### Do this
Search the data for the word "character" and copy every line that contains it.

### Exercise material
⟨

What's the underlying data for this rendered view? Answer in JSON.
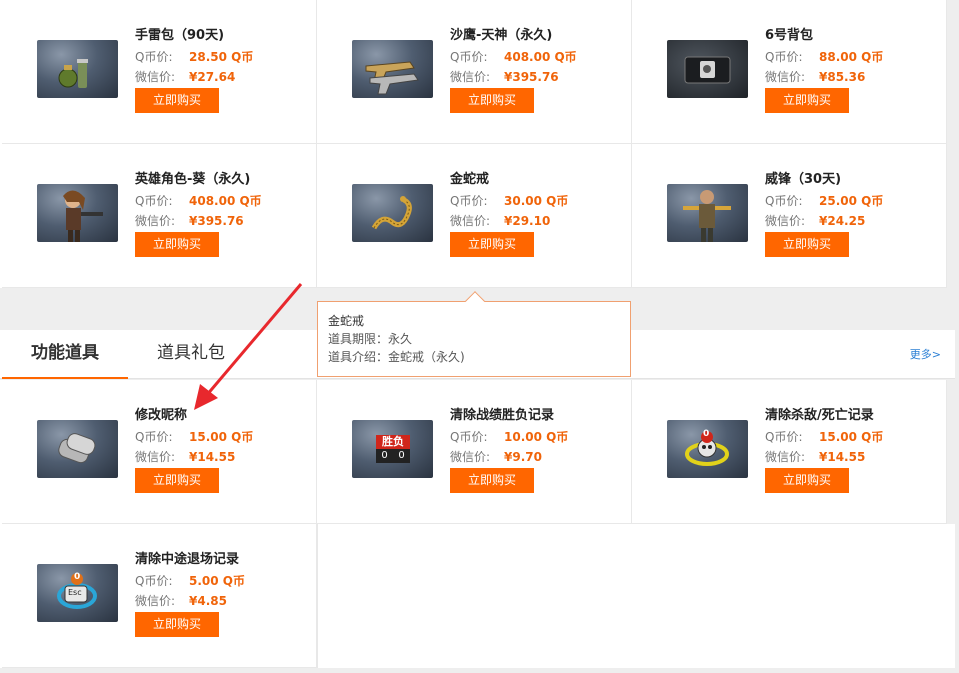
{
  "labels": {
    "q_price": "Q币价:",
    "wx_price": "微信价:",
    "buy": "立即购买"
  },
  "top_items": [
    {
      "name": "手雷包（90天)",
      "q": "28.50 Q币",
      "wx": "¥27.64",
      "icon": "grenade-pack-icon"
    },
    {
      "name": "沙鹰-天神（永久)",
      "q": "408.00 Q币",
      "wx": "¥395.76",
      "icon": "desert-eagle-icon"
    },
    {
      "name": "6号背包",
      "q": "88.00 Q币",
      "wx": "¥85.36",
      "icon": "backpack-icon"
    },
    {
      "name": "英雄角色-葵（永久)",
      "q": "408.00 Q币",
      "wx": "¥395.76",
      "icon": "hero-character-icon"
    },
    {
      "name": "金蛇戒",
      "q": "30.00 Q币",
      "wx": "¥29.10",
      "icon": "golden-snake-ring-icon"
    },
    {
      "name": "威锋（30天)",
      "q": "25.00 Q币",
      "wx": "¥24.25",
      "icon": "soldier-character-icon"
    }
  ],
  "tooltip": {
    "title": "金蛇戒",
    "period": "道具期限：永久",
    "intro": "道具介绍：金蛇戒（永久)"
  },
  "tabs": {
    "functional": "功能道具",
    "gift": "道具礼包",
    "more": "更多>"
  },
  "bottom_items": [
    {
      "name": "修改昵称",
      "q": "15.00 Q币",
      "wx": "¥14.55",
      "icon": "dog-tag-icon"
    },
    {
      "name": "清除战绩胜负记录",
      "q": "10.00 Q币",
      "wx": "¥9.70",
      "icon": "win-loss-scoreboard-icon",
      "badge_a": "胜",
      "badge_b": "负",
      "digit": "0"
    },
    {
      "name": "清除杀敌/死亡记录",
      "q": "15.00 Q币",
      "wx": "¥14.55",
      "icon": "kill-death-skull-icon",
      "digit": "0"
    },
    {
      "name": "清除中途退场记录",
      "q": "5.00 Q币",
      "wx": "¥4.85",
      "icon": "esc-key-icon",
      "key": "Esc",
      "digit": "0"
    }
  ],
  "colors": {
    "accent": "#ff6600",
    "price": "#f0640a",
    "link": "#2b7fd4",
    "arrow": "#e8282d"
  }
}
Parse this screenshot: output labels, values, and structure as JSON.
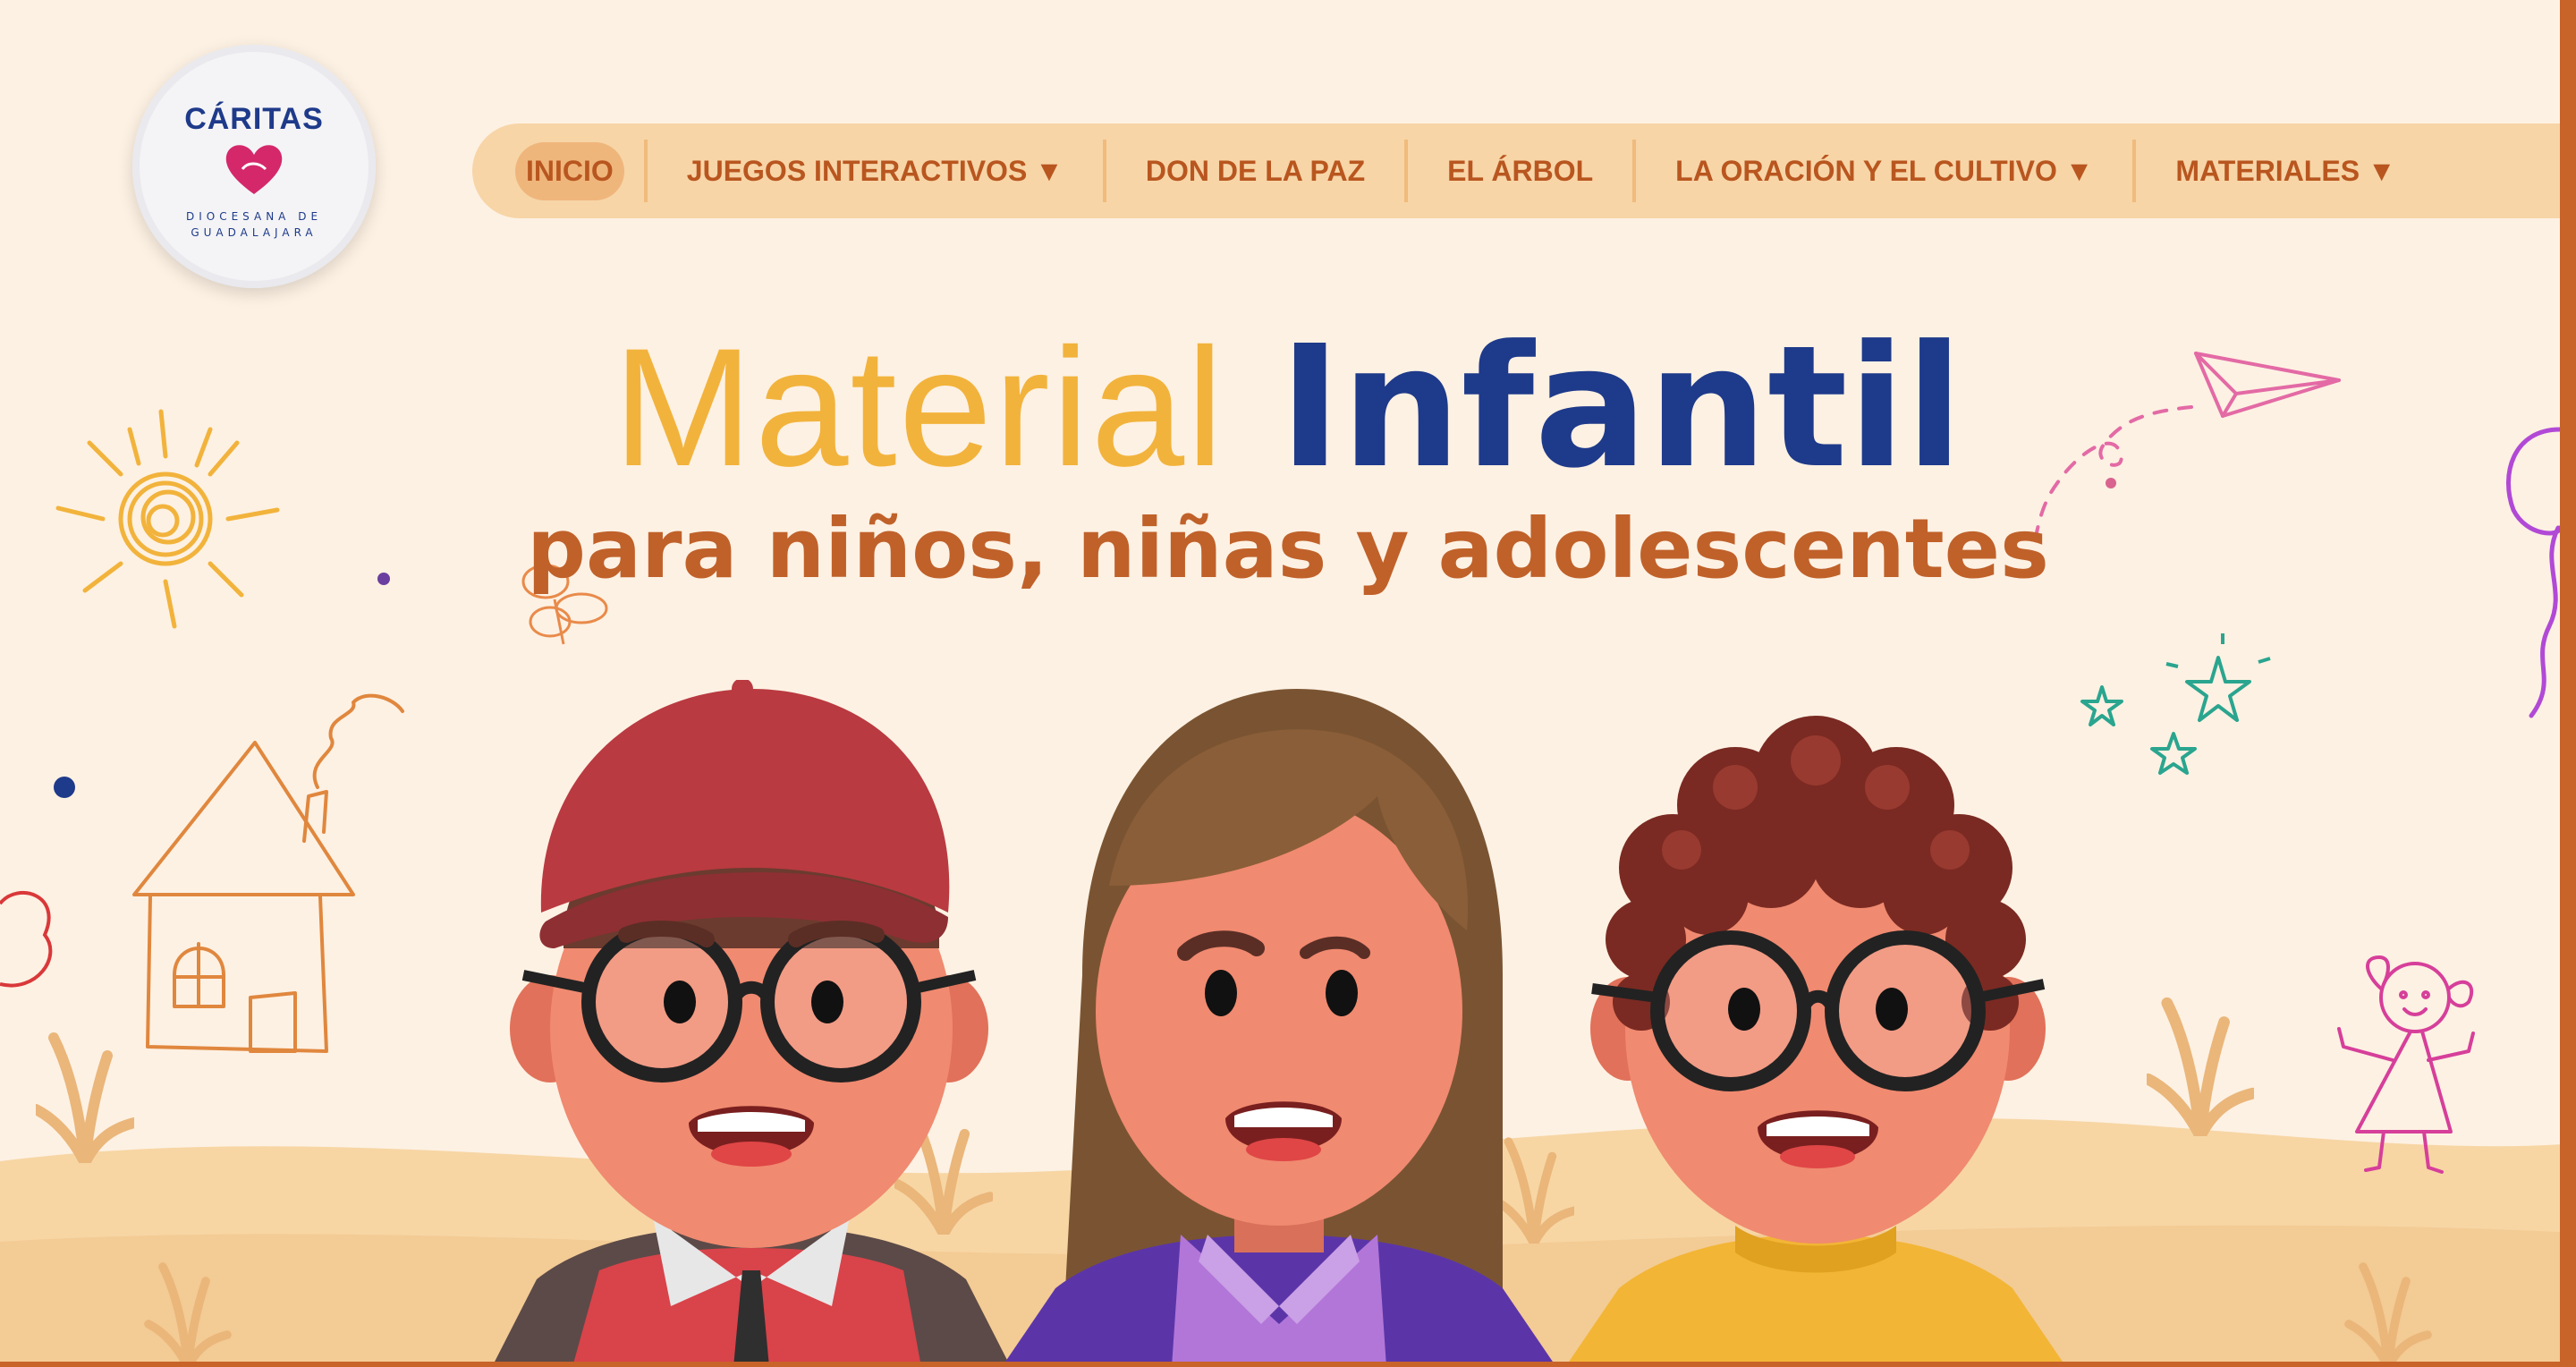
{
  "logo": {
    "title": "CÁRITAS",
    "subtitle": "DIOCESANA DE GUADALAJARA"
  },
  "nav": {
    "items": [
      {
        "label": "INICIO",
        "active": true
      },
      {
        "label": "JUEGOS INTERACTIVOS ▼"
      },
      {
        "label": "DON DE LA PAZ"
      },
      {
        "label": "EL ÁRBOL"
      },
      {
        "label": "LA ORACIÓN Y EL CULTIVO ▼"
      },
      {
        "label": "MATERIALES ▼"
      }
    ]
  },
  "hero": {
    "title_light": "Material",
    "title_bold": "Infantil",
    "subtitle": "para niños, niñas y adolescentes"
  },
  "colors": {
    "background": "#fdf1e3",
    "nav_bg": "#f7d5a7",
    "nav_text": "#b9561f",
    "accent_yellow": "#f2b33c",
    "accent_blue": "#1e3a8a",
    "accent_orange": "#c0612a"
  },
  "icons": [
    "sun-icon",
    "house-icon",
    "heart-icon",
    "paper-plane-icon",
    "stars-icon",
    "girl-doodle-icon",
    "balloon-icon",
    "flower-icon"
  ]
}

⟩

### Answer below
      "icon": "hero-character-icon"
      "icon": "soldier-character-icon"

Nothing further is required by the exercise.